═════ EXTRACTED INFORMATION

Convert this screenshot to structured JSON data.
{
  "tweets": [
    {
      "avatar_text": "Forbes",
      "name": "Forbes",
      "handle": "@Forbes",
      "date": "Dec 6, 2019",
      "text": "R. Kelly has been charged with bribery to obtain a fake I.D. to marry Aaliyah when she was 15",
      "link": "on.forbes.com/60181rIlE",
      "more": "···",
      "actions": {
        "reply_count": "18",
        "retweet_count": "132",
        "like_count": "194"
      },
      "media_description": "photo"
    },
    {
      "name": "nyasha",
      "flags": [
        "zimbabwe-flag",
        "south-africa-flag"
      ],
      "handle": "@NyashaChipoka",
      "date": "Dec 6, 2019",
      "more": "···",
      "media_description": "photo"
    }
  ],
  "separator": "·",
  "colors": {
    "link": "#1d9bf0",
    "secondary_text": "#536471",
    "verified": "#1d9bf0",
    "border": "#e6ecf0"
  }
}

══════════

THE PROBLEM
Scan the data for the word "handle" and copy every line where it shows up.

EXERCISE RESULT
      "handle": "@Forbes",
      "handle": "@NyashaChipoka",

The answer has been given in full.